Return the full listing exactly as it is written.

- [Records]
— begin —
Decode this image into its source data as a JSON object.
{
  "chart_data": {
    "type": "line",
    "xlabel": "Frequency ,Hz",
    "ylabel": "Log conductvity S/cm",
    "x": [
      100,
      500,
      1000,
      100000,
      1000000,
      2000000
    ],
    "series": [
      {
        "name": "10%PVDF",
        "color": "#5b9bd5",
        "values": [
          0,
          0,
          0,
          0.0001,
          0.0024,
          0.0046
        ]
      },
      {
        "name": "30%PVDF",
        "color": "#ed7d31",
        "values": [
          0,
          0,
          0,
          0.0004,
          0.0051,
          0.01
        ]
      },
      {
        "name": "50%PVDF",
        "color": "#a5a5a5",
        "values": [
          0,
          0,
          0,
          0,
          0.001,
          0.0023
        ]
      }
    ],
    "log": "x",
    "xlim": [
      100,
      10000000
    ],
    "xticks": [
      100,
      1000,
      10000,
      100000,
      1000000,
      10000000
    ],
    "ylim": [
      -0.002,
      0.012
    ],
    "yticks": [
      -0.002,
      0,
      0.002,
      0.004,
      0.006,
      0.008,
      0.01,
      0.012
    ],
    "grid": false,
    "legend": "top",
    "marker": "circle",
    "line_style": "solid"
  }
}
— end —
- [Written reply]
Decode this image into its source data as a JSON object.
{
  "chart_data": {
    "type": "line",
    "xlabel": "Frequency ,Hz",
    "ylabel": "Log conductvity S/cm",
    "x": [
      100,
      500,
      1000,
      100000,
      1000000,
      2000000
    ],
    "series": [
      {
        "name": "10%PVDF",
        "color": "#5b9bd5",
        "values": [
          0,
          0,
          0,
          0.0001,
          0.0024,
          0.0046
        ]
      },
      {
        "name": "30%PVDF",
        "color": "#ed7d31",
        "values": [
          0,
          0,
          0,
          0.0004,
          0.0051,
          0.01
        ]
      },
      {
        "name": "50%PVDF",
        "color": "#a5a5a5",
        "values": [
          0,
          0,
          0,
          0,
          0.001,
          0.0023
        ]
      }
    ],
    "log": "x",
    "xlim": [
      100,
      10000000
    ],
    "xticks": [
      100,
      1000,
      10000,
      100000,
      1000000,
      10000000
    ],
    "ylim": [
      -0.002,
      0.012
    ],
    "yticks": [
      -0.002,
      0,
      0.002,
      0.004,
      0.006,
      0.008,
      0.01,
      0.012
    ],
    "grid": false,
    "legend": "top",
    "marker": "circle",
    "line_style": "solid"
  }
}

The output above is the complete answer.